YOUR OBJECTIVE: Only the lines from the one containing "Give me a plain-text" through the end of the material are to be echoed, each exactly as it appears.

######

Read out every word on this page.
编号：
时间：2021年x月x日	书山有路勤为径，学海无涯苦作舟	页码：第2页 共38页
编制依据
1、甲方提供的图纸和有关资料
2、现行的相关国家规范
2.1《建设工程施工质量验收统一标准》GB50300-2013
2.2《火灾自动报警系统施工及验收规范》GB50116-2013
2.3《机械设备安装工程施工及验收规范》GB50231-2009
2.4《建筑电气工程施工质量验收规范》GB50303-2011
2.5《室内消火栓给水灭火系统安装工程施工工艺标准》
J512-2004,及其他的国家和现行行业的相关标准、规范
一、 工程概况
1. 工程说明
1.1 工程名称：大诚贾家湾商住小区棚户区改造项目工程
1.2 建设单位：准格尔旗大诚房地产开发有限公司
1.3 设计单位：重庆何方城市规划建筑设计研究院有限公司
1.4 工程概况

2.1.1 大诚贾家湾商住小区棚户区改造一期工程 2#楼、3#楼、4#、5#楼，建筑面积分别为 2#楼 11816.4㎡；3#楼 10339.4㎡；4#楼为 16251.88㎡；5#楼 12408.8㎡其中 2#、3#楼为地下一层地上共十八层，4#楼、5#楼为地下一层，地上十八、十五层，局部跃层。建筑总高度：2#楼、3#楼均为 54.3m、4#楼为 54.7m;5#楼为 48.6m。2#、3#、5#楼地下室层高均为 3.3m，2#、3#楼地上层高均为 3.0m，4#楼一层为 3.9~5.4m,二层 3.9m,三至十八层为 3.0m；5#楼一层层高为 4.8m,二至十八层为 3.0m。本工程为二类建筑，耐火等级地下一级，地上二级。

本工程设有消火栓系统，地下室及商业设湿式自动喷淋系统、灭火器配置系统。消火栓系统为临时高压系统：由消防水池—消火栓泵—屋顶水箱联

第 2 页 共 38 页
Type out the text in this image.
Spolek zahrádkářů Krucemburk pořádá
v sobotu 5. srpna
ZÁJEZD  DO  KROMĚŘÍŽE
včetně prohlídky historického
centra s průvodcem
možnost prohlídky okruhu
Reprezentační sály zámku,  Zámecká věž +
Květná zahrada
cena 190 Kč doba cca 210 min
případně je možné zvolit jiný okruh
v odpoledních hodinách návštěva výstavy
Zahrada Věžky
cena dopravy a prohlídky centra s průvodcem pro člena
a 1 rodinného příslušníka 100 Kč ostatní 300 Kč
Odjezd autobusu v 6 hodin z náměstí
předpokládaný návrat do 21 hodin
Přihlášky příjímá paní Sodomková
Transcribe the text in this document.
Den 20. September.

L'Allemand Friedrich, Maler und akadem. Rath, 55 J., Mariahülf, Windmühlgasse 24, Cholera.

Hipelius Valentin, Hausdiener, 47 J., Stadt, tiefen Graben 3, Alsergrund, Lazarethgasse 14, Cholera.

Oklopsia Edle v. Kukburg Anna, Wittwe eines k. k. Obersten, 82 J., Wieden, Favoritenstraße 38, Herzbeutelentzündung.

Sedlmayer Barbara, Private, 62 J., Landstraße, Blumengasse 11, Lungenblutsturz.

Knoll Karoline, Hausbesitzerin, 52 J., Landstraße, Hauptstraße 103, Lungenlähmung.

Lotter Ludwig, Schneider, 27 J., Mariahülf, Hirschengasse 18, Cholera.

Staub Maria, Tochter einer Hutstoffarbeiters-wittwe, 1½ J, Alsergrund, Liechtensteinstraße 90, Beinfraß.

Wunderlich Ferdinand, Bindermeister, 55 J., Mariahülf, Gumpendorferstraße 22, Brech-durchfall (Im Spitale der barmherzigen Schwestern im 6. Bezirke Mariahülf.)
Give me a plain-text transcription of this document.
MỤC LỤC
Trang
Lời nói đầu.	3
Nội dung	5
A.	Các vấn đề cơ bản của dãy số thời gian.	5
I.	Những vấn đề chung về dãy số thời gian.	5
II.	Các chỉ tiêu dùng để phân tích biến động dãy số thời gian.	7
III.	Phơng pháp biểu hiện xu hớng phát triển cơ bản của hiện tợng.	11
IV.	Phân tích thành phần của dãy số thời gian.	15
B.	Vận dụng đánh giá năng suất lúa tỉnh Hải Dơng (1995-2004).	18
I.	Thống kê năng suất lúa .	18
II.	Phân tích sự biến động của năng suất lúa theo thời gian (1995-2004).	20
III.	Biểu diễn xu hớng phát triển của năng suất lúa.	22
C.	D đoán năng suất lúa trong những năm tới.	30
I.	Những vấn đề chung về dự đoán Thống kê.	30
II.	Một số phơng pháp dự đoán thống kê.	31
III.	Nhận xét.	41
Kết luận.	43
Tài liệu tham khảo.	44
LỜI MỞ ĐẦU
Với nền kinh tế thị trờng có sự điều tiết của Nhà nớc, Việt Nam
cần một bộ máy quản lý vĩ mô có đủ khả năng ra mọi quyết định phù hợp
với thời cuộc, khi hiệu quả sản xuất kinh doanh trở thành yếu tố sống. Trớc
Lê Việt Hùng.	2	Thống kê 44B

######

TASK RESULT:
Give me a plain-text transcription of this document.
MỤC LỤC
Trang
Lời nói đầu.	3
Nội dung	5
A.	Các vấn đề cơ bản của dãy số thời gian.	5
I.	Những vấn đề chung về dãy số thời gian.	5
II.	Các chỉ tiêu dùng để phân tích biến động dãy số thời gian.	7
III.	Phơng pháp biểu hiện xu hớng phát triển cơ bản của hiện tợng.	11
IV.	Phân tích thành phần của dãy số thời gian.	15
B.	Vận dụng đánh giá năng suất lúa tỉnh Hải Dơng (1995-2004).	18
I.	Thống kê năng suất lúa .	18
II.	Phân tích sự biến động của năng suất lúa theo thời gian (1995-2004).	20
III.	Biểu diễn xu hớng phát triển của năng suất lúa.	22
C.	D đoán năng suất lúa trong những năm tới.	30
I.	Những vấn đề chung về dự đoán Thống kê.	30
II.	Một số phơng pháp dự đoán thống kê.	31
III.	Nhận xét.	41
Kết luận.	43
Tài liệu tham khảo.	44
LỜI MỞ ĐẦU
Với nền kinh tế thị trờng có sự điều tiết của Nhà nớc, Việt Nam
cần một bộ máy quản lý vĩ mô có đủ khả năng ra mọi quyết định phù hợp
với thời cuộc, khi hiệu quả sản xuất kinh doanh trở thành yếu tố sống. Trớc
Lê Việt Hùng.	2	Thống kê 44B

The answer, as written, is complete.